| DESCRIPTION OF THE TASK |
Quote the full listing word for word.
┄┄┄┄┄┄┄┄┄┄
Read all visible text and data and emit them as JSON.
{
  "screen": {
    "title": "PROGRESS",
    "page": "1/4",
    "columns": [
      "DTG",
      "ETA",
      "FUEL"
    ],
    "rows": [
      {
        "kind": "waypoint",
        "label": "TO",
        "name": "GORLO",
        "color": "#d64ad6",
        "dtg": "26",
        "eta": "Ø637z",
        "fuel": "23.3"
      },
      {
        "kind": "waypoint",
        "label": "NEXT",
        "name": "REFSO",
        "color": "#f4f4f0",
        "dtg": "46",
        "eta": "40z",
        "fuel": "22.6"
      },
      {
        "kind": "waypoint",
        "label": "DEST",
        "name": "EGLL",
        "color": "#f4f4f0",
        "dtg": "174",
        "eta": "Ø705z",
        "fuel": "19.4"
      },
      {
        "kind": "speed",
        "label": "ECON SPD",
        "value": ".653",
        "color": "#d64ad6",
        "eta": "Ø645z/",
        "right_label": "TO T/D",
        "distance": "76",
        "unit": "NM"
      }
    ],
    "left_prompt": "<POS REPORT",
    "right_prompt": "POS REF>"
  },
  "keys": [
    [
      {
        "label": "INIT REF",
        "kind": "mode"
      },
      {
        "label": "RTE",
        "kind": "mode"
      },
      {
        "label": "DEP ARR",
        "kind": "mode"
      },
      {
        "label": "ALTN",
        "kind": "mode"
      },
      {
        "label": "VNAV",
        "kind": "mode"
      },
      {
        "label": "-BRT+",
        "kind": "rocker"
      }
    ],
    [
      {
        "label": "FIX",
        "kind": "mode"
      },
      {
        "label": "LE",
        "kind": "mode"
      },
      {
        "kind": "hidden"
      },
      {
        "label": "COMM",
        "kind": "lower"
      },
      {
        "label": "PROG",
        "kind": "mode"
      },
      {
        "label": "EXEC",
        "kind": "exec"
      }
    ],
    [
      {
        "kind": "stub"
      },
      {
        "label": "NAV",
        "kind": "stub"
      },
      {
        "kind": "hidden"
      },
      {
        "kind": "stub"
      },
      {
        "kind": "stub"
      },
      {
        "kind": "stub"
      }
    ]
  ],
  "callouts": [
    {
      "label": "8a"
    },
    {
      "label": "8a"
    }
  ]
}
┄┄┄┄┄┄┄┄┄┄
| EXERCISE ANSWER |
Read all visible text and data and emit them as JSON.
{
  "screen": {
    "title": "PROGRESS",
    "page": "1/4",
    "columns": [
      "DTG",
      "ETA",
      "FUEL"
    ],
    "rows": [
      {
        "kind": "waypoint",
        "label": "TO",
        "name": "GORLO",
        "color": "#d64ad6",
        "dtg": "26",
        "eta": "Ø637z",
        "fuel": "23.3"
      },
      {
        "kind": "waypoint",
        "label": "NEXT",
        "name": "REFSO",
        "color": "#f4f4f0",
        "dtg": "46",
        "eta": "40z",
        "fuel": "22.6"
      },
      {
        "kind": "waypoint",
        "label": "DEST",
        "name": "EGLL",
        "color": "#f4f4f0",
        "dtg": "174",
        "eta": "Ø705z",
        "fuel": "19.4"
      },
      {
        "kind": "speed",
        "label": "ECON SPD",
        "value": ".653",
        "color": "#d64ad6",
        "eta": "Ø645z/",
        "right_label": "TO T/D",
        "distance": "76",
        "unit": "NM"
      }
    ],
    "left_prompt": "<POS REPORT",
    "right_prompt": "POS REF>"
  },
  "keys": [
    [
      {
        "label": "INIT REF",
        "kind": "mode"
      },
      {
        "label": "RTE",
        "kind": "mode"
      },
      {
        "label": "DEP ARR",
        "kind": "mode"
      },
      {
        "label": "ALTN",
        "kind": "mode"
      },
      {
        "label": "VNAV",
        "kind": "mode"
      },
      {
        "label": "-BRT+",
        "kind": "rocker"
      }
    ],
    [
      {
        "label": "FIX",
        "kind": "mode"
      },
      {
        "label": "LE",
        "kind": "mode"
      },
      {
        "kind": "hidden"
      },
      {
        "label": "COMM",
        "kind": "lower"
      },
      {
        "label": "PROG",
        "kind": "mode"
      },
      {
        "label": "EXEC",
        "kind": "exec"
      }
    ],
    [
      {
        "kind": "stub"
      },
      {
        "label": "NAV",
        "kind": "stub"
      },
      {
        "kind": "hidden"
      },
      {
        "kind": "stub"
      },
      {
        "kind": "stub"
      },
      {
        "kind": "stub"
      }
    ]
  ],
  "callouts": [
    {
      "label": "8a"
    },
    {
      "label": "8a"
    }
  ]
}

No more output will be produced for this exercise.